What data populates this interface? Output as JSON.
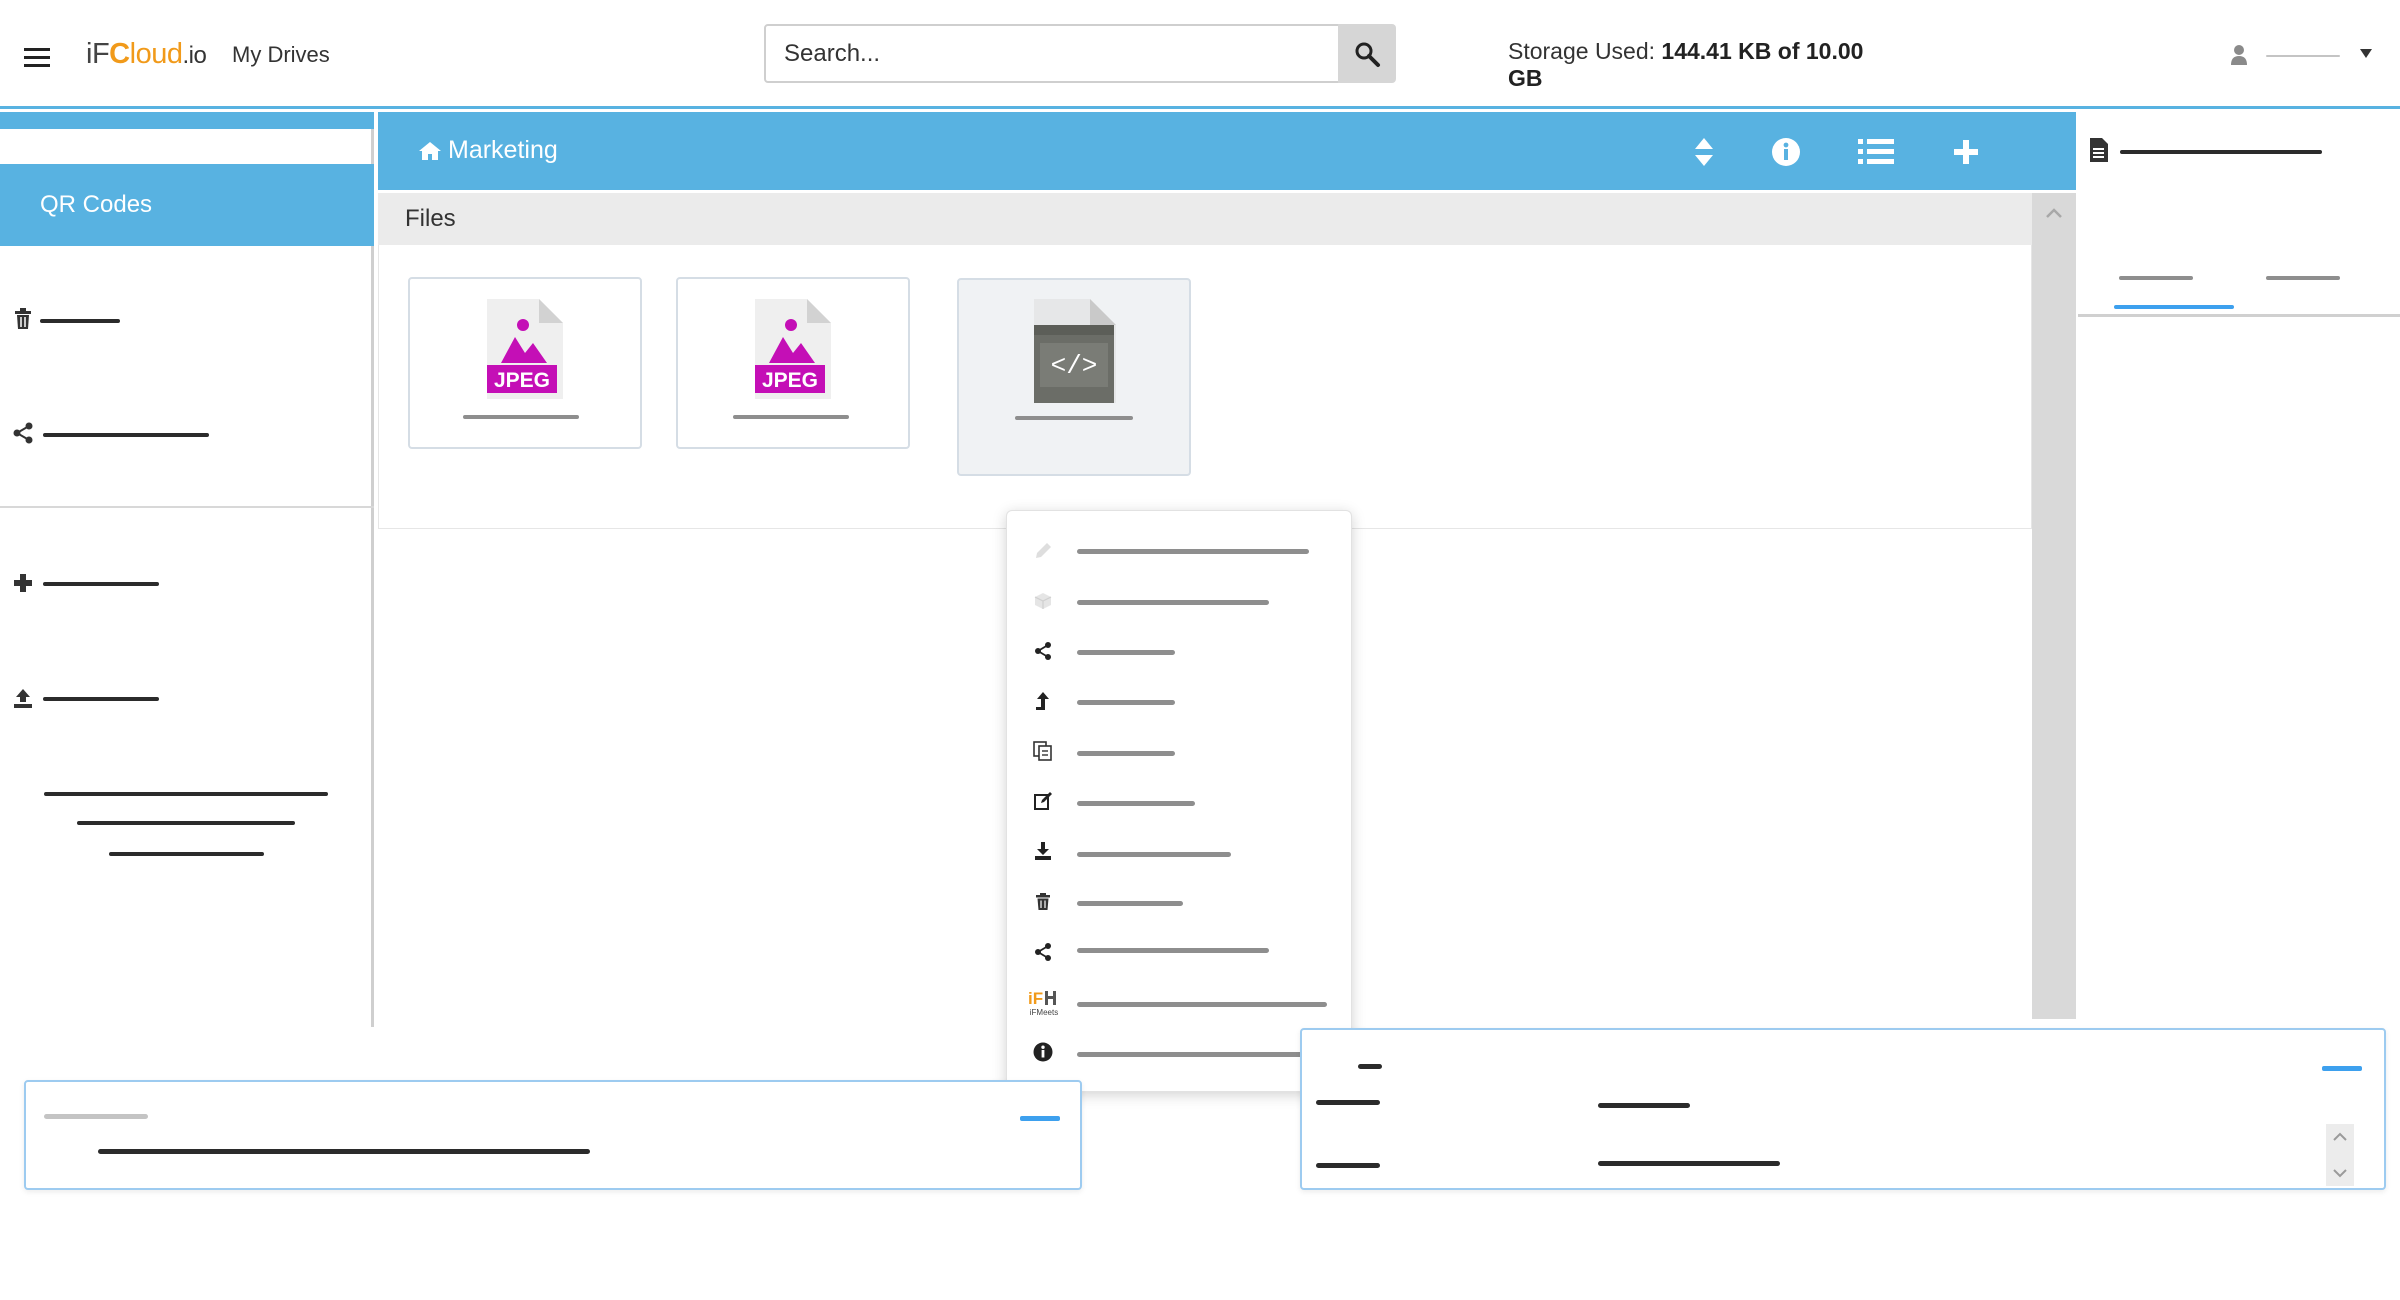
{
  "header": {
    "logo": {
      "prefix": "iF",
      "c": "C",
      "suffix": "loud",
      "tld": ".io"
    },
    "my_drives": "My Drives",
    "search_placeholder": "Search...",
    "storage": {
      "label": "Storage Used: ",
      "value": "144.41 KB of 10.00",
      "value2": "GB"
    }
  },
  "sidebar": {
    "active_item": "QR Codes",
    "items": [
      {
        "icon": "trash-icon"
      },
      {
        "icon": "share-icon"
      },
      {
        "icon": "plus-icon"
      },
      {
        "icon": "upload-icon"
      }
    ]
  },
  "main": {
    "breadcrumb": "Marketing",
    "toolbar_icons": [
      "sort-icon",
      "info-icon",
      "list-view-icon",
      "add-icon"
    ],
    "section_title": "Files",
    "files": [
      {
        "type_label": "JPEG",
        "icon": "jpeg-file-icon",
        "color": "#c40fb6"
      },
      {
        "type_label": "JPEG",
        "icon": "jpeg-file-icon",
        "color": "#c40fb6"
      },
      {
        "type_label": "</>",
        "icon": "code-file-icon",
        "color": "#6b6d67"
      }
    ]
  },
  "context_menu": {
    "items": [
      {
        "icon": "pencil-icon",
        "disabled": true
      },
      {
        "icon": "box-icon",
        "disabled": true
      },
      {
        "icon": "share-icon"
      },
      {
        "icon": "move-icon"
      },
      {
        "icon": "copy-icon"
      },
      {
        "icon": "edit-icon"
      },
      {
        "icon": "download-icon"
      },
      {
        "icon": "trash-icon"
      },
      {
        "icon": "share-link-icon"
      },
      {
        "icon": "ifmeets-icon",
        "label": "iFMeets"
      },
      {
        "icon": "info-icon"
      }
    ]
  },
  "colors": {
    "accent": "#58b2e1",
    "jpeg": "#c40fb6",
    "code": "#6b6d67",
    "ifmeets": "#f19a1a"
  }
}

==============================

(EXERCISE GOAL) Copy all the records above exactly, but leave out the pictures.

(CORRECT RESPONSE)
What data populates this interface? Output as JSON.
{
  "header": {
    "logo": {
      "prefix": "iF",
      "c": "C",
      "suffix": "loud",
      "tld": ".io"
    },
    "my_drives": "My Drives",
    "search_placeholder": "Search...",
    "storage": {
      "label": "Storage Used: ",
      "value": "144.41 KB of 10.00",
      "value2": "GB"
    }
  },
  "sidebar": {
    "active_item": "QR Codes",
    "items": [
      {
        "icon": "trash-icon"
      },
      {
        "icon": "share-icon"
      },
      {
        "icon": "plus-icon"
      },
      {
        "icon": "upload-icon"
      }
    ]
  },
  "main": {
    "breadcrumb": "Marketing",
    "toolbar_icons": [
      "sort-icon",
      "info-icon",
      "list-view-icon",
      "add-icon"
    ],
    "section_title": "Files",
    "files": [
      {
        "type_label": "JPEG",
        "icon": "jpeg-file-icon",
        "color": "#c40fb6"
      },
      {
        "type_label": "JPEG",
        "icon": "jpeg-file-icon",
        "color": "#c40fb6"
      },
      {
        "type_label": "</>",
        "icon": "code-file-icon",
        "color": "#6b6d67"
      }
    ]
  },
  "context_menu": {
    "items": [
      {
        "icon": "pencil-icon",
        "disabled": true
      },
      {
        "icon": "box-icon",
        "disabled": true
      },
      {
        "icon": "share-icon"
      },
      {
        "icon": "move-icon"
      },
      {
        "icon": "copy-icon"
      },
      {
        "icon": "edit-icon"
      },
      {
        "icon": "download-icon"
      },
      {
        "icon": "trash-icon"
      },
      {
        "icon": "share-link-icon"
      },
      {
        "icon": "ifmeets-icon",
        "label": "iFMeets"
      },
      {
        "icon": "info-icon"
      }
    ]
  },
  "colors": {
    "accent": "#58b2e1",
    "jpeg": "#c40fb6",
    "code": "#6b6d67",
    "ifmeets": "#f19a1a"
  }
}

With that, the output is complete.